Give back the full listing verbatim, apart from its images.

* RECORDED INFORMATION *
====================
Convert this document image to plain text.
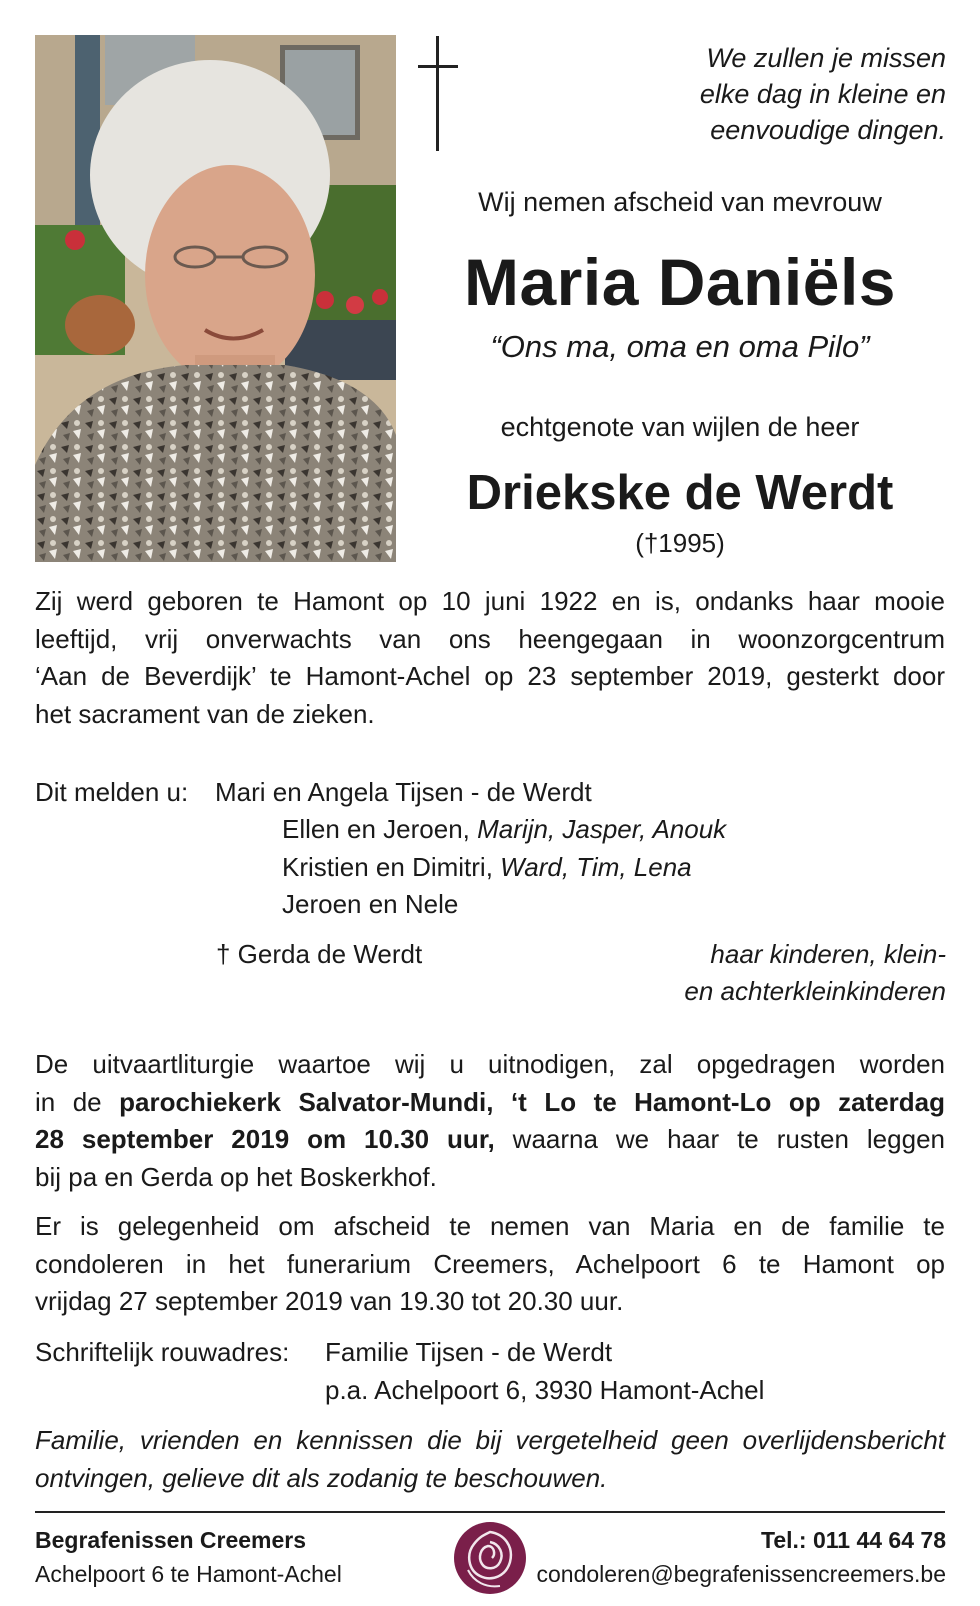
We zullen je missen
elke dag in kleine en
eenvoudige dingen.
Wij nemen afscheid van mevrouw
Maria Daniëls
“Ons ma, oma en oma Pilo”
echtgenote van wijlen de heer
Driekske de Werdt
(†1995)
Zij werd geboren te Hamont op 10 juni 1922 en is, ondanks haar mooie
leeftijd, vrij onverwachts van ons heengegaan in woonzorgcentrum
‘Aan de Beverdijk’ te Hamont-Achel op 23 september 2019, gesterkt door
het sacrament van de zieken.
Dit melden u: Mari en Angela Tijsen - de Werdt
Ellen en Jeroen, Marijn, Jasper, Anouk
Kristien en Dimitri, Ward, Tim, Lena
Jeroen en Nele
† Gerda de Werdt	haar kinderen, klein-
en achterkleinkinderen
De uitvaartliturgie waartoe wij u uitnodigen, zal opgedragen worden
in de parochiekerk Salvator-Mundi, ‘t Lo te Hamont-Lo op zaterdag
28 september 2019 om 10.30 uur, waarna we haar te rusten leggen
bij pa en Gerda op het Boskerkhof.
Er is gelegenheid om afscheid te nemen van Maria en de familie te
condoleren in het funerarium Creemers, Achelpoort 6 te Hamont op
vrijdag 27 september 2019 van 19.30 tot 20.30 uur.
Schriftelijk rouwadres: Familie Tijsen - de Werdt
p.a. Achelpoort 6, 3930 Hamont-Achel
Familie, vrienden en kennissen die bij vergetelheid geen overlijdensbericht
ontvingen, gelieve dit als zodanig te beschouwen.
Begrafenissen Creemers
Achelpoort 6 te Hamont-Achel
Tel.: 011 44 64 78
condoleren@begrafenissencreemers.be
====================
* RESPONSE *
Convert this document image to plain text.
We zullen je missen
elke dag in kleine en
eenvoudige dingen.
Wij nemen afscheid van mevrouw
Maria Daniëls
“Ons ma, oma en oma Pilo”
echtgenote van wijlen de heer
Driekske de Werdt
(†1995)
Zij werd geboren te Hamont op 10 juni 1922 en is, ondanks haar mooie
leeftijd, vrij onverwachts van ons heengegaan in woonzorgcentrum
‘Aan de Beverdijk’ te Hamont-Achel op 23 september 2019, gesterkt door
het sacrament van de zieken.
Dit melden u: Mari en Angela Tijsen - de Werdt
Ellen en Jeroen, Marijn, Jasper, Anouk
Kristien en Dimitri, Ward, Tim, Lena
Jeroen en Nele
† Gerda de Werdt	haar kinderen, klein-
en achterkleinkinderen
De uitvaartliturgie waartoe wij u uitnodigen, zal opgedragen worden
in de parochiekerk Salvator-Mundi, ‘t Lo te Hamont-Lo op zaterdag
28 september 2019 om 10.30 uur, waarna we haar te rusten leggen
bij pa en Gerda op het Boskerkhof.
Er is gelegenheid om afscheid te nemen van Maria en de familie te
condoleren in het funerarium Creemers, Achelpoort 6 te Hamont op
vrijdag 27 september 2019 van 19.30 tot 20.30 uur.
Schriftelijk rouwadres: Familie Tijsen - de Werdt
p.a. Achelpoort 6, 3930 Hamont-Achel
Familie, vrienden en kennissen die bij vergetelheid geen overlijdensbericht
ontvingen, gelieve dit als zodanig te beschouwen.
Begrafenissen Creemers
Achelpoort 6 te Hamont-Achel
Tel.: 011 44 64 78
condoleren@begrafenissencreemers.be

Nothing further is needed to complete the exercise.